> [Exercise objective] Write only the number of lines holding the string "عورت".

> [Material shown]
# # # #
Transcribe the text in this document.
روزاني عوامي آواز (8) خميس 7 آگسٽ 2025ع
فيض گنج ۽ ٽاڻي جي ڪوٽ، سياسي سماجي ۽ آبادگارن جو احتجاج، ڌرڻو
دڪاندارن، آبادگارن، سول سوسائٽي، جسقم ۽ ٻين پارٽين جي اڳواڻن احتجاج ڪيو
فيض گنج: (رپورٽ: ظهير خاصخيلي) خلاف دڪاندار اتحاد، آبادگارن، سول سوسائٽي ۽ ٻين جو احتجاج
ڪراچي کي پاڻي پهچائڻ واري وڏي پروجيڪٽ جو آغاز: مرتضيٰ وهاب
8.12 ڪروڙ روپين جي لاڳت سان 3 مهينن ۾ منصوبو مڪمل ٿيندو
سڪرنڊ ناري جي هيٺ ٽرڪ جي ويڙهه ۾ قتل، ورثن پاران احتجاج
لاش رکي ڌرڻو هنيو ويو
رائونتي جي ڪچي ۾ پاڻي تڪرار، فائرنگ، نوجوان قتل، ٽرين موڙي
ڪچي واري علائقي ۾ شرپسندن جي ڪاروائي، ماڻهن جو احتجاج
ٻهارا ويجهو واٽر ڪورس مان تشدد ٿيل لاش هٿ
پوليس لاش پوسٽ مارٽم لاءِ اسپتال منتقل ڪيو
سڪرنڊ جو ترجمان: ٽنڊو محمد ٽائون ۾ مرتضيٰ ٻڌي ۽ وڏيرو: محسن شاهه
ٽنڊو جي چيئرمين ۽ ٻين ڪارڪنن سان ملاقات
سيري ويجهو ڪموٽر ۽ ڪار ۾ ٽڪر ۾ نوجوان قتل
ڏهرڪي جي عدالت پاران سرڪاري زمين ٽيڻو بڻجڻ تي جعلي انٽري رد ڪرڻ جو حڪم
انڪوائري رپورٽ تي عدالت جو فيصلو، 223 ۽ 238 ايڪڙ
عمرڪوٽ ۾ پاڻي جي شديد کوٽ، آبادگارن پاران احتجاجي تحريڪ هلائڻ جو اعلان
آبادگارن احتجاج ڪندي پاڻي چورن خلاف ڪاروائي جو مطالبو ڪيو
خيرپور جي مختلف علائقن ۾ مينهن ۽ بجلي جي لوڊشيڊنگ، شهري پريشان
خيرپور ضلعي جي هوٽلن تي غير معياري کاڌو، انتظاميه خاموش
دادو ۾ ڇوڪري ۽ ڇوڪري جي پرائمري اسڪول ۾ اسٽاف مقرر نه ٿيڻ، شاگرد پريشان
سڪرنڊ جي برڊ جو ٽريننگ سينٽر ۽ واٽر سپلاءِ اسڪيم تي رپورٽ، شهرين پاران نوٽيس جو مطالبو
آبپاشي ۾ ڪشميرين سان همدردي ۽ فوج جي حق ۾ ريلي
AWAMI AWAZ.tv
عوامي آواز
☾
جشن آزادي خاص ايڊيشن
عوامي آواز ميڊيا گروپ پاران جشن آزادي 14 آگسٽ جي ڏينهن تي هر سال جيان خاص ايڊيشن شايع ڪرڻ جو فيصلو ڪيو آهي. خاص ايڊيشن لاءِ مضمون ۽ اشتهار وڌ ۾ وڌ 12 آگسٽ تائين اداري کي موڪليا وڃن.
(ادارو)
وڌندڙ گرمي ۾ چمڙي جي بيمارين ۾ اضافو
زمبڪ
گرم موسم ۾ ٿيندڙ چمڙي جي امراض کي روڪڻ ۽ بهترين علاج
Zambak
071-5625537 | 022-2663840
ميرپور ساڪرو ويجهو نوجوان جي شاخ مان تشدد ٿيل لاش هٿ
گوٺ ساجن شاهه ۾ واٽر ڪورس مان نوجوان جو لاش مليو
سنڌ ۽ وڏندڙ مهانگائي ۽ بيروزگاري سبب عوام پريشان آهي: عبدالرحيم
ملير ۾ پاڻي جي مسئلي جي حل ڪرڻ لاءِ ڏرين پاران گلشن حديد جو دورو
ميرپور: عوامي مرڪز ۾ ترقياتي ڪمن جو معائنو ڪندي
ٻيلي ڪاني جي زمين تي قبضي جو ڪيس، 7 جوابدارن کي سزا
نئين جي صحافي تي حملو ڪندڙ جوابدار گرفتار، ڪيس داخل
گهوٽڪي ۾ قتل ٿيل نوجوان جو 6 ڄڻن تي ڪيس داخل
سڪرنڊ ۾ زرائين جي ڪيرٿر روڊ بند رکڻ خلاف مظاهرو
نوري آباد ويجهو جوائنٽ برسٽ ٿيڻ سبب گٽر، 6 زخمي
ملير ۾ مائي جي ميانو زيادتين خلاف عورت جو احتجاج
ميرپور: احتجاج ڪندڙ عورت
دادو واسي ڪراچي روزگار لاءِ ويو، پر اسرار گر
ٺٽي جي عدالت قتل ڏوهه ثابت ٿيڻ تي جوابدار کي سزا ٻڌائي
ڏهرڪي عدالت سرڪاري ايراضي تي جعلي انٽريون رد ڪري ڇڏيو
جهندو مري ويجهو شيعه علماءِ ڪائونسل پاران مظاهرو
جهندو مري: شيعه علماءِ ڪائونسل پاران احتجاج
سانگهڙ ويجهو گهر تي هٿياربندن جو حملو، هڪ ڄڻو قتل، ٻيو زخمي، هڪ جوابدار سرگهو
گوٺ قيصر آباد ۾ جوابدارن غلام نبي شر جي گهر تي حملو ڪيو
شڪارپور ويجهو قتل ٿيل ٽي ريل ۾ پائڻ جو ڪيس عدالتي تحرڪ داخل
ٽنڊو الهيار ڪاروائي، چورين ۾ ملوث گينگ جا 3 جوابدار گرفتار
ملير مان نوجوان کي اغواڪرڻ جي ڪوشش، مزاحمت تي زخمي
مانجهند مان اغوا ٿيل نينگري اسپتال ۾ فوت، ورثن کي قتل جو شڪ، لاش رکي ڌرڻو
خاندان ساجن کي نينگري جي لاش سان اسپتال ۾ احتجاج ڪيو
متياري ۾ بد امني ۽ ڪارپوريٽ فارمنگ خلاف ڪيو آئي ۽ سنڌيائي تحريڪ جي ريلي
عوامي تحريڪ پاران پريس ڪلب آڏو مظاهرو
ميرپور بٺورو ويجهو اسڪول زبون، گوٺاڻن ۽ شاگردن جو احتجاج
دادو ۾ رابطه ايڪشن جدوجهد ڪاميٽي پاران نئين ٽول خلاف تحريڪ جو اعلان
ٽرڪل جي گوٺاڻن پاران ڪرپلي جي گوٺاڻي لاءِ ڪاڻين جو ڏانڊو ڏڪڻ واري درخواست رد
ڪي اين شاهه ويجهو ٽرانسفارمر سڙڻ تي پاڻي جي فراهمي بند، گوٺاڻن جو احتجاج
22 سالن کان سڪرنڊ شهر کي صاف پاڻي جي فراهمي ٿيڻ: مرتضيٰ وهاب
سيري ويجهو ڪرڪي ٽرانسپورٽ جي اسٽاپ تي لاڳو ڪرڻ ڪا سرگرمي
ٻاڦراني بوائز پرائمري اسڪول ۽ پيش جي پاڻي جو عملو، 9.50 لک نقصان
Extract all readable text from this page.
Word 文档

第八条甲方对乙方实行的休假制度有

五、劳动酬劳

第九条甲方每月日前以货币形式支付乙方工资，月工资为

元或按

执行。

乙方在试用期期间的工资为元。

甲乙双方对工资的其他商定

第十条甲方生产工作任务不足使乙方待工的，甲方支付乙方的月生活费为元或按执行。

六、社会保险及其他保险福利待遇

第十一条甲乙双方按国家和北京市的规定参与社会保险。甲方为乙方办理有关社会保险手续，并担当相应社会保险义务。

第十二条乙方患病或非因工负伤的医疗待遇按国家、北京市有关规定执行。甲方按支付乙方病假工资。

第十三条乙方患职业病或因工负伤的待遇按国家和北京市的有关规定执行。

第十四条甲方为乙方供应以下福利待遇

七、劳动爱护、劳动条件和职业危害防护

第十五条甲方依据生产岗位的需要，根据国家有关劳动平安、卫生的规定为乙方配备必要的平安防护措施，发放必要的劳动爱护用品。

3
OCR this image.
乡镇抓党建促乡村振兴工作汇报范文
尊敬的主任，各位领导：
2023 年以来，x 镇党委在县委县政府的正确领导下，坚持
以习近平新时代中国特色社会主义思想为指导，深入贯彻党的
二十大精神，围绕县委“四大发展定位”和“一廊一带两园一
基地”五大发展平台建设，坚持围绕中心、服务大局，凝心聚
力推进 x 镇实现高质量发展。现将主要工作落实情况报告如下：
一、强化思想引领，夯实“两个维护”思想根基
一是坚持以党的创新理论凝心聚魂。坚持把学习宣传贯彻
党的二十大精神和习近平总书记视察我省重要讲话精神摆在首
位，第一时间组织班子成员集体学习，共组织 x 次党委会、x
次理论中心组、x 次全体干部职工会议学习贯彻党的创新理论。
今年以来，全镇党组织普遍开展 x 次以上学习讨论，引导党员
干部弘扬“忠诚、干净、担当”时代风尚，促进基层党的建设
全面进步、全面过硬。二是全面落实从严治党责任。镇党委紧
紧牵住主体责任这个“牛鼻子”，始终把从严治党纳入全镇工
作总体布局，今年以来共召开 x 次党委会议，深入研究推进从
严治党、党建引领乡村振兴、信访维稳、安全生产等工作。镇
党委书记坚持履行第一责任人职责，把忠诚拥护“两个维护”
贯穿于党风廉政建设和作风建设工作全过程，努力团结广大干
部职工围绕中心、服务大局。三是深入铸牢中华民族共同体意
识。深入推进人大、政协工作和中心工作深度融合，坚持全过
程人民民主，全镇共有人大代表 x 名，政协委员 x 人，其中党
# # # #
> [Exercise result] 2